**GIVEN PROBLEM**
Each entry below must be repeated word for word.

[Items listed in a dataset]
--- start ---
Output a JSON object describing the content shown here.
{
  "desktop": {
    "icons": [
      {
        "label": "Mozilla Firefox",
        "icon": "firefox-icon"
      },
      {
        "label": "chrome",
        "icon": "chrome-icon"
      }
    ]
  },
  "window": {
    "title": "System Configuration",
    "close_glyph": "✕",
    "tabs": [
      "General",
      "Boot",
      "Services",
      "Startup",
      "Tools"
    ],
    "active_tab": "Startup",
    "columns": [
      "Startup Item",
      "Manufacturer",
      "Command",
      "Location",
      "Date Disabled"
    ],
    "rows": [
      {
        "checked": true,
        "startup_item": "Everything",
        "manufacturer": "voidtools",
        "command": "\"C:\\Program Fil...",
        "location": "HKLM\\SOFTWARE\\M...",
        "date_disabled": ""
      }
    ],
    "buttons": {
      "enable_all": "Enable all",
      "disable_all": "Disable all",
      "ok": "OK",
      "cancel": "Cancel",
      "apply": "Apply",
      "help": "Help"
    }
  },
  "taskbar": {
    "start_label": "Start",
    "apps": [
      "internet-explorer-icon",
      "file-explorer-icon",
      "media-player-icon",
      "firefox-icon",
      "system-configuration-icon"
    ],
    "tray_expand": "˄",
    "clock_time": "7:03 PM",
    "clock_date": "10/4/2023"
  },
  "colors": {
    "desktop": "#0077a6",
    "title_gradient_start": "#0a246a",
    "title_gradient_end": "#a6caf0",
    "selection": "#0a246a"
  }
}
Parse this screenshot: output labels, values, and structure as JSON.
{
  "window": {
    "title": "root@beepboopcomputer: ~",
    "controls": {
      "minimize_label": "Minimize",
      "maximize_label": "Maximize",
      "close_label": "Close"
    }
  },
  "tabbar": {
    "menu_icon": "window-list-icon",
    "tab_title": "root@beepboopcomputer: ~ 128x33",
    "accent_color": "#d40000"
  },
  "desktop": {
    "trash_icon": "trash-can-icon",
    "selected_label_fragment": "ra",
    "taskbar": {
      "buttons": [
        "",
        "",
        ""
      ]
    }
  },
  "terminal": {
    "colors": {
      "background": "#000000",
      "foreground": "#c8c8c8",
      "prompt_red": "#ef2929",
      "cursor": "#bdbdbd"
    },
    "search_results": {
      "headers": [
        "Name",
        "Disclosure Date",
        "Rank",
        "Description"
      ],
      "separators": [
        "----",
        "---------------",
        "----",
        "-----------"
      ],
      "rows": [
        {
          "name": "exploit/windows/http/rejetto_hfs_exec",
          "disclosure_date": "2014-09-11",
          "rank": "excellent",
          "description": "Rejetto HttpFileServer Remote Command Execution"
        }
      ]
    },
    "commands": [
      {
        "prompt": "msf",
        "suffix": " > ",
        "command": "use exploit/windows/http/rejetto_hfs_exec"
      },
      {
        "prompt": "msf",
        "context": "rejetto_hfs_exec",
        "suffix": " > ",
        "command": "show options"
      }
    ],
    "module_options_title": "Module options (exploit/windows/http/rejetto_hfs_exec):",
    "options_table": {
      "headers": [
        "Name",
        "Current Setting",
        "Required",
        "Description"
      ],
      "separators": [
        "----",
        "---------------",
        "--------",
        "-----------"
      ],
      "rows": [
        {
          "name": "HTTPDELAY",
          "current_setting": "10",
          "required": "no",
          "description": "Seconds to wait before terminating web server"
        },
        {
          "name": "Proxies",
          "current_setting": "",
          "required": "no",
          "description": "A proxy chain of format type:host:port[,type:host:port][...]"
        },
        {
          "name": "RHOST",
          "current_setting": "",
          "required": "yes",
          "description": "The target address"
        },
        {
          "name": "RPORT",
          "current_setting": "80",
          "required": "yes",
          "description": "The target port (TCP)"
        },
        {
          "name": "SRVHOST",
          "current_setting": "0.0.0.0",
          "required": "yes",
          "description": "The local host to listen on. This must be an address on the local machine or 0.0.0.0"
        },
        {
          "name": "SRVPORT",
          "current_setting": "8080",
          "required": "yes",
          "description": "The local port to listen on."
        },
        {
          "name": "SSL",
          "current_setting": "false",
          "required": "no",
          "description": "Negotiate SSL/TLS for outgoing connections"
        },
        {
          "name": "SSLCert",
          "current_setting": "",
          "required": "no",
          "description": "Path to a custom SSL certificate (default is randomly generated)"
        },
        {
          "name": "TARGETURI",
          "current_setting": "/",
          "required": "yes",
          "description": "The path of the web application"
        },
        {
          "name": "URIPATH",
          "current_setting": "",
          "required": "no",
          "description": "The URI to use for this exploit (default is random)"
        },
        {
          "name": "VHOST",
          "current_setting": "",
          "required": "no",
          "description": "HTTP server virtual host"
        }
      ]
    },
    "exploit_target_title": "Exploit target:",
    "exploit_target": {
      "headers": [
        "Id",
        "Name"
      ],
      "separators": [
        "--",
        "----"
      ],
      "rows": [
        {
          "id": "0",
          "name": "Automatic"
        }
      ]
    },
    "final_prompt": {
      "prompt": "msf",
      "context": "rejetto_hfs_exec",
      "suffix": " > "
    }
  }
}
--- end ---
**FINISHED EXERCISE**
Output a JSON object describing the content shown here.
{
  "desktop": {
    "icons": [
      {
        "label": "Mozilla Firefox",
        "icon": "firefox-icon"
      },
      {
        "label": "chrome",
        "icon": "chrome-icon"
      }
    ]
  },
  "window": {
    "title": "System Configuration",
    "close_glyph": "✕",
    "tabs": [
      "General",
      "Boot",
      "Services",
      "Startup",
      "Tools"
    ],
    "active_tab": "Startup",
    "columns": [
      "Startup Item",
      "Manufacturer",
      "Command",
      "Location",
      "Date Disabled"
    ],
    "rows": [
      {
        "checked": true,
        "startup_item": "Everything",
        "manufacturer": "voidtools",
        "command": "\"C:\\Program Fil...",
        "location": "HKLM\\SOFTWARE\\M...",
        "date_disabled": ""
      }
    ],
    "buttons": {
      "enable_all": "Enable all",
      "disable_all": "Disable all",
      "ok": "OK",
      "cancel": "Cancel",
      "apply": "Apply",
      "help": "Help"
    }
  },
  "taskbar": {
    "start_label": "Start",
    "apps": [
      "internet-explorer-icon",
      "file-explorer-icon",
      "media-player-icon",
      "firefox-icon",
      "system-configuration-icon"
    ],
    "tray_expand": "˄",
    "clock_time": "7:03 PM",
    "clock_date": "10/4/2023"
  },
  "colors": {
    "desktop": "#0077a6",
    "title_gradient_start": "#0a246a",
    "title_gradient_end": "#a6caf0",
    "selection": "#0a246a"
  }
}
Parse this screenshot: output labels, values, and structure as JSON.
{
  "window": {
    "title": "root@beepboopcomputer: ~",
    "controls": {
      "minimize_label": "Minimize",
      "maximize_label": "Maximize",
      "close_label": "Close"
    }
  },
  "tabbar": {
    "menu_icon": "window-list-icon",
    "tab_title": "root@beepboopcomputer: ~ 128x33",
    "accent_color": "#d40000"
  },
  "desktop": {
    "trash_icon": "trash-can-icon",
    "selected_label_fragment": "ra",
    "taskbar": {
      "buttons": [
        "",
        "",
        ""
      ]
    }
  },
  "terminal": {
    "colors": {
      "background": "#000000",
      "foreground": "#c8c8c8",
      "prompt_red": "#ef2929",
      "cursor": "#bdbdbd"
    },
    "search_results": {
      "headers": [
        "Name",
        "Disclosure Date",
        "Rank",
        "Description"
      ],
      "separators": [
        "----",
        "---------------",
        "----",
        "-----------"
      ],
      "rows": [
        {
          "name": "exploit/windows/http/rejetto_hfs_exec",
          "disclosure_date": "2014-09-11",
          "rank": "excellent",
          "description": "Rejetto HttpFileServer Remote Command Execution"
        }
      ]
    },
    "commands": [
      {
        "prompt": "msf",
        "suffix": " > ",
        "command": "use exploit/windows/http/rejetto_hfs_exec"
      },
      {
        "prompt": "msf",
        "context": "rejetto_hfs_exec",
        "suffix": " > ",
        "command": "show options"
      }
    ],
    "module_options_title": "Module options (exploit/windows/http/rejetto_hfs_exec):",
    "options_table": {
      "headers": [
        "Name",
        "Current Setting",
        "Required",
        "Description"
      ],
      "separators": [
        "----",
        "---------------",
        "--------",
        "-----------"
      ],
      "rows": [
        {
          "name": "HTTPDELAY",
          "current_setting": "10",
          "required": "no",
          "description": "Seconds to wait before terminating web server"
        },
        {
          "name": "Proxies",
          "current_setting": "",
          "required": "no",
          "description": "A proxy chain of format type:host:port[,type:host:port][...]"
        },
        {
          "name": "RHOST",
          "current_setting": "",
          "required": "yes",
          "description": "The target address"
        },
        {
          "name": "RPORT",
          "current_setting": "80",
          "required": "yes",
          "description": "The target port (TCP)"
        },
        {
          "name": "SRVHOST",
          "current_setting": "0.0.0.0",
          "required": "yes",
          "description": "The local host to listen on. This must be an address on the local machine or 0.0.0.0"
        },
        {
          "name": "SRVPORT",
          "current_setting": "8080",
          "required": "yes",
          "description": "The local port to listen on."
        },
        {
          "name": "SSL",
          "current_setting": "false",
          "required": "no",
          "description": "Negotiate SSL/TLS for outgoing connections"
        },
        {
          "name": "SSLCert",
          "current_setting": "",
          "required": "no",
          "description": "Path to a custom SSL certificate (default is randomly generated)"
        },
        {
          "name": "TARGETURI",
          "current_setting": "/",
          "required": "yes",
          "description": "The path of the web application"
        },
        {
          "name": "URIPATH",
          "current_setting": "",
          "required": "no",
          "description": "The URI to use for this exploit (default is random)"
        },
        {
          "name": "VHOST",
          "current_setting": "",
          "required": "no",
          "description": "HTTP server virtual host"
        }
      ]
    },
    "exploit_target_title": "Exploit target:",
    "exploit_target": {
      "headers": [
        "Id",
        "Name"
      ],
      "separators": [
        "--",
        "----"
      ],
      "rows": [
        {
          "id": "0",
          "name": "Automatic"
        }
      ]
    },
    "final_prompt": {
      "prompt": "msf",
      "context": "rejetto_hfs_exec",
      "suffix": " > "
    }
  }
}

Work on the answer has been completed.